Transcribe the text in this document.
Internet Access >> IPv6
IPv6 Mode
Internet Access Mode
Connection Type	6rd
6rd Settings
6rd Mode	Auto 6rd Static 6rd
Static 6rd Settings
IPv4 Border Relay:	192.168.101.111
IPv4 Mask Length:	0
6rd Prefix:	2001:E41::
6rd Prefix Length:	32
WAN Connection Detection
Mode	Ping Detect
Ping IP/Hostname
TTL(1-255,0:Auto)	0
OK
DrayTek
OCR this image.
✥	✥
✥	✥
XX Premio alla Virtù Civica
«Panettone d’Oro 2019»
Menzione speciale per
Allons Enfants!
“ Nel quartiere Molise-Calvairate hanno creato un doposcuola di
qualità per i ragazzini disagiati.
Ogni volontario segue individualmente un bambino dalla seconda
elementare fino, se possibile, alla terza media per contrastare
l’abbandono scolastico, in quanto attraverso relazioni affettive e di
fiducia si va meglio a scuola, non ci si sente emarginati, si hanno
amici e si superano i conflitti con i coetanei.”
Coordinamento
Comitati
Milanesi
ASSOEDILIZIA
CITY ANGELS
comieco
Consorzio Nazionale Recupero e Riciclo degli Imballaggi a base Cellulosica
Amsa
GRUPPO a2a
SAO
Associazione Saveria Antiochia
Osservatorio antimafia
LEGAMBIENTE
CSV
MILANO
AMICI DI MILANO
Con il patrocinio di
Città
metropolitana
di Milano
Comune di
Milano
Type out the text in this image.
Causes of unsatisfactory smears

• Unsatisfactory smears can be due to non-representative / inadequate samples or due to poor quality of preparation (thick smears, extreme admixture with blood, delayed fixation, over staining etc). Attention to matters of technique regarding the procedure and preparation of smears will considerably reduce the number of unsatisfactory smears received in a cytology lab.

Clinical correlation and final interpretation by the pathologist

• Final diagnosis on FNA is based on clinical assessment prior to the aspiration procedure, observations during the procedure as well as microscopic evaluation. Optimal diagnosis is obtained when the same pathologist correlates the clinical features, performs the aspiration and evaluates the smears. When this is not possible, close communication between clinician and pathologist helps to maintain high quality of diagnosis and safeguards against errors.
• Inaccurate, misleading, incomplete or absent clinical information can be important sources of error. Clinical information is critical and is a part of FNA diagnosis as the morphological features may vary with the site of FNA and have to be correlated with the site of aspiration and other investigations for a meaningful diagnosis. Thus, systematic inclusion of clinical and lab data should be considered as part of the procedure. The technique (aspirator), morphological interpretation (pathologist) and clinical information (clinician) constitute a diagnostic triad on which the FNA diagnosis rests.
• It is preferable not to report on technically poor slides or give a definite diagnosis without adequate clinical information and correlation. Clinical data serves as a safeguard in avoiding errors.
◆ ◆ ◆ ◆
Repeat the listing exactly, from its first line to its last.

Transcribe the text in this document.
Internet Access >> IPv6
IPv6 Mode
Internet Access Mode
Connection Type	6rd
6rd Settings
6rd Mode	Auto 6rd Static 6rd
Static 6rd Settings
IPv4 Border Relay:	192.168.101.111
IPv4 Mask Length:	0
6rd Prefix:	2001:E41::
6rd Prefix Length:	32
WAN Connection Detection
Mode	Ping Detect
Ping IP/Hostname
TTL(1-255,0:Auto)	0
OK
DrayTek
OCR this image.
✥	✥
✥	✥
XX Premio alla Virtù Civica
«Panettone d’Oro 2019»
Menzione speciale per
Allons Enfants!
“ Nel quartiere Molise-Calvairate hanno creato un doposcuola di
qualità per i ragazzini disagiati.
Ogni volontario segue individualmente un bambino dalla seconda
elementare fino, se possibile, alla terza media per contrastare
l’abbandono scolastico, in quanto attraverso relazioni affettive e di
fiducia si va meglio a scuola, non ci si sente emarginati, si hanno
amici e si superano i conflitti con i coetanei.”
Coordinamento
Comitati
Milanesi
ASSOEDILIZIA
CITY ANGELS
comieco
Consorzio Nazionale Recupero e Riciclo degli Imballaggi a base Cellulosica
Amsa
GRUPPO a2a
SAO
Associazione Saveria Antiochia
Osservatorio antimafia
LEGAMBIENTE
CSV
MILANO
AMICI DI MILANO
Con il patrocinio di
Città
metropolitana
di Milano
Comune di
Milano
Type out the text in this image.
Causes of unsatisfactory smears

• Unsatisfactory smears can be due to non-representative / inadequate samples or due to poor quality of preparation (thick smears, extreme admixture with blood, delayed fixation, over staining etc). Attention to matters of technique regarding the procedure and preparation of smears will considerably reduce the number of unsatisfactory smears received in a cytology lab.

Clinical correlation and final interpretation by the pathologist

• Final diagnosis on FNA is based on clinical assessment prior to the aspiration procedure, observations during the procedure as well as microscopic evaluation. Optimal diagnosis is obtained when the same pathologist correlates the clinical features, performs the aspiration and evaluates the smears. When this is not possible, close communication between clinician and pathologist helps to maintain high quality of diagnosis and safeguards against errors.
• Inaccurate, misleading, incomplete or absent clinical information can be important sources of error. Clinical information is critical and is a part of FNA diagnosis as the morphological features may vary with the site of FNA and have to be correlated with the site of aspiration and other investigations for a meaningful diagnosis. Thus, systematic inclusion of clinical and lab data should be considered as part of the procedure. The technique (aspirator), morphological interpretation (pathologist) and clinical information (clinician) constitute a diagnostic triad on which the FNA diagnosis rests.
• It is preferable not to report on technically poor slides or give a definite diagnosis without adequate clinical information and correlation. Clinical data serves as a safeguard in avoiding errors.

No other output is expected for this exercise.